### EXERCISE GOAL
Give every line of the material again, exactly as written.

= = = =

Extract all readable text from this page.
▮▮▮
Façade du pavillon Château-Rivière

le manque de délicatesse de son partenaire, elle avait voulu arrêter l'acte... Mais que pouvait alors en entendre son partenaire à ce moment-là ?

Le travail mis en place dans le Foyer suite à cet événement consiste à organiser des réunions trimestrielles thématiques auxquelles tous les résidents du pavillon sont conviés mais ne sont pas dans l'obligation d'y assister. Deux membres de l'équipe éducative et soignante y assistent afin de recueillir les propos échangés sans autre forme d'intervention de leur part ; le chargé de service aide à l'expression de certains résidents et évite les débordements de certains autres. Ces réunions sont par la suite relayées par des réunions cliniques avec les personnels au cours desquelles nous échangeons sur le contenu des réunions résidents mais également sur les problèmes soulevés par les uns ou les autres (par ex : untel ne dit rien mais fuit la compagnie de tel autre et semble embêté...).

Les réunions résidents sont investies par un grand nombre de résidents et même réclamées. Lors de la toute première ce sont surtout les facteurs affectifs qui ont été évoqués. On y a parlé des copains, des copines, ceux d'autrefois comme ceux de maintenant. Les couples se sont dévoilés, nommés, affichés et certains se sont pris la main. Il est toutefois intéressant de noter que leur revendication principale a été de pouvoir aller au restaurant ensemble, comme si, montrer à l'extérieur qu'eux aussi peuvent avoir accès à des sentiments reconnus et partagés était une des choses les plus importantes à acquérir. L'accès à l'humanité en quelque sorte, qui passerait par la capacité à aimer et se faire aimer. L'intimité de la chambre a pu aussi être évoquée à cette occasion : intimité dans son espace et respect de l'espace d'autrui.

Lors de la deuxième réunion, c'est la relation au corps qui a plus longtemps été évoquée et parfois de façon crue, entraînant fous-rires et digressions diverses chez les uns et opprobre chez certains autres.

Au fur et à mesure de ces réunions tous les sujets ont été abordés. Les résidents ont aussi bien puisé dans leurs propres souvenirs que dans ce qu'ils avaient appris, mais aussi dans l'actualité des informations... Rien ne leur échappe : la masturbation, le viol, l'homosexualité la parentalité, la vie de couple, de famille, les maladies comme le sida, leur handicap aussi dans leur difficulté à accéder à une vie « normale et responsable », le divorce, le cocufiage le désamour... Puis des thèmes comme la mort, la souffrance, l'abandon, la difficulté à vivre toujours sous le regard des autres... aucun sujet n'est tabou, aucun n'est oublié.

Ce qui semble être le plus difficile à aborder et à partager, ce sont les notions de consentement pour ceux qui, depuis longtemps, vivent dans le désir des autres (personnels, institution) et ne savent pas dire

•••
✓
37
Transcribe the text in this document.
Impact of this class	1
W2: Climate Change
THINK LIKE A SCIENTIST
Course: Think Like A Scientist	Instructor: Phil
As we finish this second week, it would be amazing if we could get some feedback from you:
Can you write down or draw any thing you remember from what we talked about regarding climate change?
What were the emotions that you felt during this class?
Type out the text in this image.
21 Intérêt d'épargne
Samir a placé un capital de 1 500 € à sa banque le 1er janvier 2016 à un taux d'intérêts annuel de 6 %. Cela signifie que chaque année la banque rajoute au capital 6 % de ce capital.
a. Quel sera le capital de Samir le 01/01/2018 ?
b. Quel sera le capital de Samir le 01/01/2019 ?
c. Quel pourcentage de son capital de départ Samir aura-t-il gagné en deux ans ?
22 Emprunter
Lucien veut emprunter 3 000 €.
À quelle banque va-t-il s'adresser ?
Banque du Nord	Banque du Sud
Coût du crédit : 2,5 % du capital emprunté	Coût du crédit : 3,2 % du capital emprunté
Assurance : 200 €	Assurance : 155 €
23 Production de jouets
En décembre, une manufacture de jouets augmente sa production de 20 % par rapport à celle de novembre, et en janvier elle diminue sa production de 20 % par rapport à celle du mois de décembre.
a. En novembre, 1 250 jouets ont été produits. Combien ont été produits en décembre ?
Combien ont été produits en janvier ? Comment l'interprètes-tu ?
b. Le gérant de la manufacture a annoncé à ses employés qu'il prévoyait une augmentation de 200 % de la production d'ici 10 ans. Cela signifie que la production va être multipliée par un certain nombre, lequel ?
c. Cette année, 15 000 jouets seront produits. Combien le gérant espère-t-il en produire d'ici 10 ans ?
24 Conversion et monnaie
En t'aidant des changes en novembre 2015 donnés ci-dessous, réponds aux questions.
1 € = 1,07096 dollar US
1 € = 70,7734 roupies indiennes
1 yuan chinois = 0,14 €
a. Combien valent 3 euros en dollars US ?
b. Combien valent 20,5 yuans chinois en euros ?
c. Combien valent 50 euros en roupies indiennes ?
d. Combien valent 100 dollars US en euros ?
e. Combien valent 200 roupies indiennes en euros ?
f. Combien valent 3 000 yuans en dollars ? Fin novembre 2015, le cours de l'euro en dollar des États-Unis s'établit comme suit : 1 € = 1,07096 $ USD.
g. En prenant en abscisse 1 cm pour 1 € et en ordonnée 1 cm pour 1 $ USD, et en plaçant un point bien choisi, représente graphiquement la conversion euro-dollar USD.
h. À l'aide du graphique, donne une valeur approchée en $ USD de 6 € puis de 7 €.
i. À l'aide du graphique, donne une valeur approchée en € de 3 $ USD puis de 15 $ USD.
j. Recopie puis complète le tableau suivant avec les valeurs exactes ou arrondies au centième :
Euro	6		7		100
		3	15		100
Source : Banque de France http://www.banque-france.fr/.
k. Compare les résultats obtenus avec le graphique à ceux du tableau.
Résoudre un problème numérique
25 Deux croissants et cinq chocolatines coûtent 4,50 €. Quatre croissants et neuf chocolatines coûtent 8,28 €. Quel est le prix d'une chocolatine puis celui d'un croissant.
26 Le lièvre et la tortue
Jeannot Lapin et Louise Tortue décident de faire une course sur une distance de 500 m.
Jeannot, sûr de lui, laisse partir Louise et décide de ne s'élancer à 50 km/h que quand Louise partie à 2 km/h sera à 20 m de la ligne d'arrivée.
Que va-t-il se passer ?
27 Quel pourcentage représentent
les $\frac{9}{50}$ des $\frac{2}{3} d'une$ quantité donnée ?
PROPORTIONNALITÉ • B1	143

= = = =

### WRITTEN REPLY
Extract all readable text from this page.
▮▮▮
Façade du pavillon Château-Rivière

le manque de délicatesse de son partenaire, elle avait voulu arrêter l'acte... Mais que pouvait alors en entendre son partenaire à ce moment-là ?

Le travail mis en place dans le Foyer suite à cet événement consiste à organiser des réunions trimestrielles thématiques auxquelles tous les résidents du pavillon sont conviés mais ne sont pas dans l'obligation d'y assister. Deux membres de l'équipe éducative et soignante y assistent afin de recueillir les propos échangés sans autre forme d'intervention de leur part ; le chargé de service aide à l'expression de certains résidents et évite les débordements de certains autres. Ces réunions sont par la suite relayées par des réunions cliniques avec les personnels au cours desquelles nous échangeons sur le contenu des réunions résidents mais également sur les problèmes soulevés par les uns ou les autres (par ex : untel ne dit rien mais fuit la compagnie de tel autre et semble embêté...).

Les réunions résidents sont investies par un grand nombre de résidents et même réclamées. Lors de la toute première ce sont surtout les facteurs affectifs qui ont été évoqués. On y a parlé des copains, des copines, ceux d'autrefois comme ceux de maintenant. Les couples se sont dévoilés, nommés, affichés et certains se sont pris la main. Il est toutefois intéressant de noter que leur revendication principale a été de pouvoir aller au restaurant ensemble, comme si, montrer à l'extérieur qu'eux aussi peuvent avoir accès à des sentiments reconnus et partagés était une des choses les plus importantes à acquérir. L'accès à l'humanité en quelque sorte, qui passerait par la capacité à aimer et se faire aimer. L'intimité de la chambre a pu aussi être évoquée à cette occasion : intimité dans son espace et respect de l'espace d'autrui.

Lors de la deuxième réunion, c'est la relation au corps qui a plus longtemps été évoquée et parfois de façon crue, entraînant fous-rires et digressions diverses chez les uns et opprobre chez certains autres.

Au fur et à mesure de ces réunions tous les sujets ont été abordés. Les résidents ont aussi bien puisé dans leurs propres souvenirs que dans ce qu'ils avaient appris, mais aussi dans l'actualité des informations... Rien ne leur échappe : la masturbation, le viol, l'homosexualité la parentalité, la vie de couple, de famille, les maladies comme le sida, leur handicap aussi dans leur difficulté à accéder à une vie « normale et responsable », le divorce, le cocufiage le désamour... Puis des thèmes comme la mort, la souffrance, l'abandon, la difficulté à vivre toujours sous le regard des autres... aucun sujet n'est tabou, aucun n'est oublié.

Ce qui semble être le plus difficile à aborder et à partager, ce sont les notions de consentement pour ceux qui, depuis longtemps, vivent dans le désir des autres (personnels, institution) et ne savent pas dire

•••
✓
37
Transcribe the text in this document.
Impact of this class	1
W2: Climate Change
THINK LIKE A SCIENTIST
Course: Think Like A Scientist	Instructor: Phil
As we finish this second week, it would be amazing if we could get some feedback from you:
Can you write down or draw any thing you remember from what we talked about regarding climate change?
What were the emotions that you felt during this class?
Type out the text in this image.
21 Intérêt d'épargne
Samir a placé un capital de 1 500 € à sa banque le 1er janvier 2016 à un taux d'intérêts annuel de 6 %. Cela signifie que chaque année la banque rajoute au capital 6 % de ce capital.
a. Quel sera le capital de Samir le 01/01/2018 ?
b. Quel sera le capital de Samir le 01/01/2019 ?
c. Quel pourcentage de son capital de départ Samir aura-t-il gagné en deux ans ?
22 Emprunter
Lucien veut emprunter 3 000 €.
À quelle banque va-t-il s'adresser ?
Banque du Nord	Banque du Sud
Coût du crédit : 2,5 % du capital emprunté	Coût du crédit : 3,2 % du capital emprunté
Assurance : 200 €	Assurance : 155 €
23 Production de jouets
En décembre, une manufacture de jouets augmente sa production de 20 % par rapport à celle de novembre, et en janvier elle diminue sa production de 20 % par rapport à celle du mois de décembre.
a. En novembre, 1 250 jouets ont été produits. Combien ont été produits en décembre ?
Combien ont été produits en janvier ? Comment l'interprètes-tu ?
b. Le gérant de la manufacture a annoncé à ses employés qu'il prévoyait une augmentation de 200 % de la production d'ici 10 ans. Cela signifie que la production va être multipliée par un certain nombre, lequel ?
c. Cette année, 15 000 jouets seront produits. Combien le gérant espère-t-il en produire d'ici 10 ans ?
24 Conversion et monnaie
En t'aidant des changes en novembre 2015 donnés ci-dessous, réponds aux questions.
1 € = 1,07096 dollar US
1 € = 70,7734 roupies indiennes
1 yuan chinois = 0,14 €
a. Combien valent 3 euros en dollars US ?
b. Combien valent 20,5 yuans chinois en euros ?
c. Combien valent 50 euros en roupies indiennes ?
d. Combien valent 100 dollars US en euros ?
e. Combien valent 200 roupies indiennes en euros ?
f. Combien valent 3 000 yuans en dollars ? Fin novembre 2015, le cours de l'euro en dollar des États-Unis s'établit comme suit : 1 € = 1,07096 $ USD.
g. En prenant en abscisse 1 cm pour 1 € et en ordonnée 1 cm pour 1 $ USD, et en plaçant un point bien choisi, représente graphiquement la conversion euro-dollar USD.
h. À l'aide du graphique, donne une valeur approchée en $ USD de 6 € puis de 7 €.
i. À l'aide du graphique, donne une valeur approchée en € de 3 $ USD puis de 15 $ USD.
j. Recopie puis complète le tableau suivant avec les valeurs exactes ou arrondies au centième :
Euro	6		7		100
		3	15		100
Source : Banque de France http://www.banque-france.fr/.
k. Compare les résultats obtenus avec le graphique à ceux du tableau.
Résoudre un problème numérique
25 Deux croissants et cinq chocolatines coûtent 4,50 €. Quatre croissants et neuf chocolatines coûtent 8,28 €. Quel est le prix d'une chocolatine puis celui d'un croissant.
26 Le lièvre et la tortue
Jeannot Lapin et Louise Tortue décident de faire une course sur une distance de 500 m.
Jeannot, sûr de lui, laisse partir Louise et décide de ne s'élancer à 50 km/h que quand Louise partie à 2 km/h sera à 20 m de la ligne d'arrivée.
Que va-t-il se passer ?
27 Quel pourcentage représentent
les $\frac{9}{50}$ des $\frac{2}{3} d'une$ quantité donnée ?
PROPORTIONNALITÉ • B1	143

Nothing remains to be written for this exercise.